*Data excerpts*.
------

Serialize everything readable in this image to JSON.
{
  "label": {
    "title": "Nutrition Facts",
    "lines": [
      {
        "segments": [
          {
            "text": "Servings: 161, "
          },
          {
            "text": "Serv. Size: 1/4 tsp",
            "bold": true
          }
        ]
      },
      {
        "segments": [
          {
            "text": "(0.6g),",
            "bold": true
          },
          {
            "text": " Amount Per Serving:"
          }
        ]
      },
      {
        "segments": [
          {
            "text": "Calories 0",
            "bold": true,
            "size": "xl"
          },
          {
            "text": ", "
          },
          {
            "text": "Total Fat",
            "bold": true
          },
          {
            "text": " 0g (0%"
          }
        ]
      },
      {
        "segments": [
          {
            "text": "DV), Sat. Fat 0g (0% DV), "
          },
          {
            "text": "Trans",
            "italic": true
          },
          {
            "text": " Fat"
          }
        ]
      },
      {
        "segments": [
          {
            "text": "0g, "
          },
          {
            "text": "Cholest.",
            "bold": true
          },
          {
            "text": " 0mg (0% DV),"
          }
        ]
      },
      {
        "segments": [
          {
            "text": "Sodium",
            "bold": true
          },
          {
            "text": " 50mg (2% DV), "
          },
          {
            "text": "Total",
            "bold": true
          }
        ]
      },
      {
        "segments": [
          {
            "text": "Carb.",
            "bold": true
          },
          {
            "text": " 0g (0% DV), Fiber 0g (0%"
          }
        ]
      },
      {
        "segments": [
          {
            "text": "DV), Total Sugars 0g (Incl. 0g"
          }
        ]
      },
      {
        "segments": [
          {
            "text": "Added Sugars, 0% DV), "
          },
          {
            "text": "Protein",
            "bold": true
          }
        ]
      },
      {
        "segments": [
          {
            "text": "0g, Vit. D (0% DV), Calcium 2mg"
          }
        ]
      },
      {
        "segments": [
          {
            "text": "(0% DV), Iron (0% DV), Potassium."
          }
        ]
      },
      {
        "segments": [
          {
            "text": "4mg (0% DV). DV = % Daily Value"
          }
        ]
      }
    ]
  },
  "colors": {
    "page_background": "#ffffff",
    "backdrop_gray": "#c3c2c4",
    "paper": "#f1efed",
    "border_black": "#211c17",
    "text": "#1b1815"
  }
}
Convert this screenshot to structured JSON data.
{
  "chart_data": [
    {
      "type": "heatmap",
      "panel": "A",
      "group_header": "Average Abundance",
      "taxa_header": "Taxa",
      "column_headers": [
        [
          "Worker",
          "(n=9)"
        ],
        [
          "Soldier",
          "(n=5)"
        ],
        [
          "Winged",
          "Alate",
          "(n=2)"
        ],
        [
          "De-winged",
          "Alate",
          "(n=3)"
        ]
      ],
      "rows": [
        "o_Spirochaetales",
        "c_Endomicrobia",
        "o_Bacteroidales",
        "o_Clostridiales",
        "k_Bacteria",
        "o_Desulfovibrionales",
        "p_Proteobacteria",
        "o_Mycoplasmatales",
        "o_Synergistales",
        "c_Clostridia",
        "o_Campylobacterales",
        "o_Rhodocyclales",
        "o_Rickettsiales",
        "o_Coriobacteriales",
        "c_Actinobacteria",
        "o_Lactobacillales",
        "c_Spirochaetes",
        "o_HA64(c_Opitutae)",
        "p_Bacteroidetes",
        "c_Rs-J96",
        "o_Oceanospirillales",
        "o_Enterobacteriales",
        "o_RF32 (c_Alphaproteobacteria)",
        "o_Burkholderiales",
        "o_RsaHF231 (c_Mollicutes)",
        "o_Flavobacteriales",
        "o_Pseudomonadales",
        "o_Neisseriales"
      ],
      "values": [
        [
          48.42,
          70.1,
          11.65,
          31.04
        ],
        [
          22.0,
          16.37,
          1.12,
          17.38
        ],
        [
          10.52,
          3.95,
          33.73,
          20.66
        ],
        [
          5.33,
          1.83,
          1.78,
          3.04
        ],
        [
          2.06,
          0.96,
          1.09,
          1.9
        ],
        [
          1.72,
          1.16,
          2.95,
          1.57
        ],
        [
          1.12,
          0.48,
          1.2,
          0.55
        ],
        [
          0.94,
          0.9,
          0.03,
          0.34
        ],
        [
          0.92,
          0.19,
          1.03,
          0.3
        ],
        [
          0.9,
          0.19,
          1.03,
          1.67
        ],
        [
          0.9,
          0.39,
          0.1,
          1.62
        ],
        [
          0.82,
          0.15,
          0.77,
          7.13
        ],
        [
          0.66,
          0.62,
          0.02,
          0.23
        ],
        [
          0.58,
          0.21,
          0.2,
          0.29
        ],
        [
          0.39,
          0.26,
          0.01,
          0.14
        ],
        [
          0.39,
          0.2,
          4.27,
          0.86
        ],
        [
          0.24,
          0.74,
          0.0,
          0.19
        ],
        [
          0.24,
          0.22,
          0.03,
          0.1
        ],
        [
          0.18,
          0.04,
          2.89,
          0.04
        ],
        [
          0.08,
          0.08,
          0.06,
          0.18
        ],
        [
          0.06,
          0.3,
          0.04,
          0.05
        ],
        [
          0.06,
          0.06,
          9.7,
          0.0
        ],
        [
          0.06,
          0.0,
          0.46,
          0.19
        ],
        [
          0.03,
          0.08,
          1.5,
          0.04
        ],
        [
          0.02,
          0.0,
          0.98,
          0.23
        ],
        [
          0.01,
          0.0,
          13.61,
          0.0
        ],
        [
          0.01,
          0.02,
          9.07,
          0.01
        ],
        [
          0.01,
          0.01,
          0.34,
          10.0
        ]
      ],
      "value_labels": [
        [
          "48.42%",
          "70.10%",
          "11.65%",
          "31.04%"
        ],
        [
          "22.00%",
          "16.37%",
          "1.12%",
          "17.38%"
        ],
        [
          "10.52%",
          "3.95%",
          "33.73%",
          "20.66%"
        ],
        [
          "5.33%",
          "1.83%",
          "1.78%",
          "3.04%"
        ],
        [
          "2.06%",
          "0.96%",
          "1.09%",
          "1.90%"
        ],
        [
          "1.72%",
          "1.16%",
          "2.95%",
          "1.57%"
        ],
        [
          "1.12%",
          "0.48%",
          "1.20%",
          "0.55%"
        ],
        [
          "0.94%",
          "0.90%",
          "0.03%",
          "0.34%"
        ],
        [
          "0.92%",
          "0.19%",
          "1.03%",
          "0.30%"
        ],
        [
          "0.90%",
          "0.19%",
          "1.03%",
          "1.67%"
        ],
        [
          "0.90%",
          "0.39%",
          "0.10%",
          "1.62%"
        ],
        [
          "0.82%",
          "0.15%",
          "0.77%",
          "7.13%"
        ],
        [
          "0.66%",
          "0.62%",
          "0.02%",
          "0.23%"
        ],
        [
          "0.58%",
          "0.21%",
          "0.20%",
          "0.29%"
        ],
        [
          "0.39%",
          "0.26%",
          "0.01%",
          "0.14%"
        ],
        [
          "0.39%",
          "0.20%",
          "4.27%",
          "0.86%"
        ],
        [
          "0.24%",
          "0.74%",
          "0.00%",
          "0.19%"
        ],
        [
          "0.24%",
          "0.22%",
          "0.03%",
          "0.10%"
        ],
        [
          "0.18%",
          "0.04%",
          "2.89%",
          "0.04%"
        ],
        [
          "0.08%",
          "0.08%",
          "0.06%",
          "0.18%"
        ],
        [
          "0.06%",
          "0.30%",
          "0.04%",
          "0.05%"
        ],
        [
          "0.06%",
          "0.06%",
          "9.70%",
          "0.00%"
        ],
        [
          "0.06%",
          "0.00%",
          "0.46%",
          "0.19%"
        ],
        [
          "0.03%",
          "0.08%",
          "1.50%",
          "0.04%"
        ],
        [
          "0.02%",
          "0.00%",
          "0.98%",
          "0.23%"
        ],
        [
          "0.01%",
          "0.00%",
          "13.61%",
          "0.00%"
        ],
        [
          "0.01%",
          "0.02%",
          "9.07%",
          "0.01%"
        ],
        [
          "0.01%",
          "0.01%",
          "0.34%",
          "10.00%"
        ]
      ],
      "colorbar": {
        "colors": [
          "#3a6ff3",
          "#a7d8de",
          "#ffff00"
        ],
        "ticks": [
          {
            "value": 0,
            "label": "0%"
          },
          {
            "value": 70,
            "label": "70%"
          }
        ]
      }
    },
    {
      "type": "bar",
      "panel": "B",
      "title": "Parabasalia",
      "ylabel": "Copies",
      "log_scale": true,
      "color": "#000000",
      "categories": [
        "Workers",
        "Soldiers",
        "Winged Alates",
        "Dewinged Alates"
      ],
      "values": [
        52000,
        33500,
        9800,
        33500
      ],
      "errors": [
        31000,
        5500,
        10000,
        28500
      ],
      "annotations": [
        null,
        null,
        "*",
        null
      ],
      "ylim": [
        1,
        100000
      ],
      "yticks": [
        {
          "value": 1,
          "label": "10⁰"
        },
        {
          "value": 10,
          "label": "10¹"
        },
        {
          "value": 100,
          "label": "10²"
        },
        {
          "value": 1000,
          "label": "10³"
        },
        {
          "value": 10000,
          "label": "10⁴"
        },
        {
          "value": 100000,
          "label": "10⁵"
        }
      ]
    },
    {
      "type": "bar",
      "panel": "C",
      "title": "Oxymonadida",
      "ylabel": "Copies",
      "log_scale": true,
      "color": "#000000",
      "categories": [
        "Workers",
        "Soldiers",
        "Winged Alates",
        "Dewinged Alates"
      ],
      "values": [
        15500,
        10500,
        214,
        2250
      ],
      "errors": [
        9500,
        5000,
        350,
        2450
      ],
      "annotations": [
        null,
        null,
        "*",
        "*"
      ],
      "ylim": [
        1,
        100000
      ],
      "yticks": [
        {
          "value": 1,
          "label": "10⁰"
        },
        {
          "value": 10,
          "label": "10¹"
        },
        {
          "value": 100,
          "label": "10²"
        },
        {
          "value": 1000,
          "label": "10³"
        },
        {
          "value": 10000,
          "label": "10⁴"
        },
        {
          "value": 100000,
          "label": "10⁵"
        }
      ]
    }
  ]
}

------

*Problem to solve*.
Consider the entries above and return each line with the string "Sugars".

*Written response*.
            "text": "DV), Total Sugars 0g (Incl. 0g"
            "text": "Added Sugars, 0% DV), "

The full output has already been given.